**Task to complete**
Please give the listing again in its entirety, exactly as written.

Entries from a dataset

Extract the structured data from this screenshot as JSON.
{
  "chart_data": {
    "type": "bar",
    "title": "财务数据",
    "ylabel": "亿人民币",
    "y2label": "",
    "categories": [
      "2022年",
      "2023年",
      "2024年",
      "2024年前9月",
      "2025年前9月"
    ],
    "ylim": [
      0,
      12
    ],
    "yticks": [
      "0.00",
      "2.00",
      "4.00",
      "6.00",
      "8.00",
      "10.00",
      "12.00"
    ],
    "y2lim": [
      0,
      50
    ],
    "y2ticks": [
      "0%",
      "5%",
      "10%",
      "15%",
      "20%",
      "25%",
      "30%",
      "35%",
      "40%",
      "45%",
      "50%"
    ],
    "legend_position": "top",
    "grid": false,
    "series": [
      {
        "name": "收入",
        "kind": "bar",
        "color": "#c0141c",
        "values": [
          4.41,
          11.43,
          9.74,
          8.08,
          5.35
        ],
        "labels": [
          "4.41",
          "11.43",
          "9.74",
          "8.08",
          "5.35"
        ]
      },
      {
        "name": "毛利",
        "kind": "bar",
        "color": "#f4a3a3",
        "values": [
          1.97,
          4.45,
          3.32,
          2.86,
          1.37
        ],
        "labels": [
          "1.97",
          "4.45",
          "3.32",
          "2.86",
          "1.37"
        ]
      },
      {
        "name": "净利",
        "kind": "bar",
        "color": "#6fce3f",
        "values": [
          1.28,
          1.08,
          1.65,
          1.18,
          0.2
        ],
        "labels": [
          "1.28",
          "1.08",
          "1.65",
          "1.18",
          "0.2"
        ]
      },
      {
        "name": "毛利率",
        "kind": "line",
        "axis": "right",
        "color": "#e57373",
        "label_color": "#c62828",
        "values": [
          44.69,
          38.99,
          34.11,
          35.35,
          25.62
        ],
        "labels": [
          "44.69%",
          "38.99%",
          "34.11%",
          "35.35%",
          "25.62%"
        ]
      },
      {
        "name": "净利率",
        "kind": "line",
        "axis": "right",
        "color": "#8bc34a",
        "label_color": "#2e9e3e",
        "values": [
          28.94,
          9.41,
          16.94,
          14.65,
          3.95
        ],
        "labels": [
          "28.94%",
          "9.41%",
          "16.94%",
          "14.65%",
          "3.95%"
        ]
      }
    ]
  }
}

**Written response**
Extract the structured data from this screenshot as JSON.
{
  "chart_data": {
    "type": "bar",
    "title": "财务数据",
    "ylabel": "亿人民币",
    "y2label": "",
    "categories": [
      "2022年",
      "2023年",
      "2024年",
      "2024年前9月",
      "2025年前9月"
    ],
    "ylim": [
      0,
      12
    ],
    "yticks": [
      "0.00",
      "2.00",
      "4.00",
      "6.00",
      "8.00",
      "10.00",
      "12.00"
    ],
    "y2lim": [
      0,
      50
    ],
    "y2ticks": [
      "0%",
      "5%",
      "10%",
      "15%",
      "20%",
      "25%",
      "30%",
      "35%",
      "40%",
      "45%",
      "50%"
    ],
    "legend_position": "top",
    "grid": false,
    "series": [
      {
        "name": "收入",
        "kind": "bar",
        "color": "#c0141c",
        "values": [
          4.41,
          11.43,
          9.74,
          8.08,
          5.35
        ],
        "labels": [
          "4.41",
          "11.43",
          "9.74",
          "8.08",
          "5.35"
        ]
      },
      {
        "name": "毛利",
        "kind": "bar",
        "color": "#f4a3a3",
        "values": [
          1.97,
          4.45,
          3.32,
          2.86,
          1.37
        ],
        "labels": [
          "1.97",
          "4.45",
          "3.32",
          "2.86",
          "1.37"
        ]
      },
      {
        "name": "净利",
        "kind": "bar",
        "color": "#6fce3f",
        "values": [
          1.28,
          1.08,
          1.65,
          1.18,
          0.2
        ],
        "labels": [
          "1.28",
          "1.08",
          "1.65",
          "1.18",
          "0.2"
        ]
      },
      {
        "name": "毛利率",
        "kind": "line",
        "axis": "right",
        "color": "#e57373",
        "label_color": "#c62828",
        "values": [
          44.69,
          38.99,
          34.11,
          35.35,
          25.62
        ],
        "labels": [
          "44.69%",
          "38.99%",
          "34.11%",
          "35.35%",
          "25.62%"
        ]
      },
      {
        "name": "净利率",
        "kind": "line",
        "axis": "right",
        "color": "#8bc34a",
        "label_color": "#2e9e3e",
        "values": [
          28.94,
          9.41,
          16.94,
          14.65,
          3.95
        ],
        "labels": [
          "28.94%",
          "9.41%",
          "16.94%",
          "14.65%",
          "3.95%"
        ]
      }
    ]
  }
}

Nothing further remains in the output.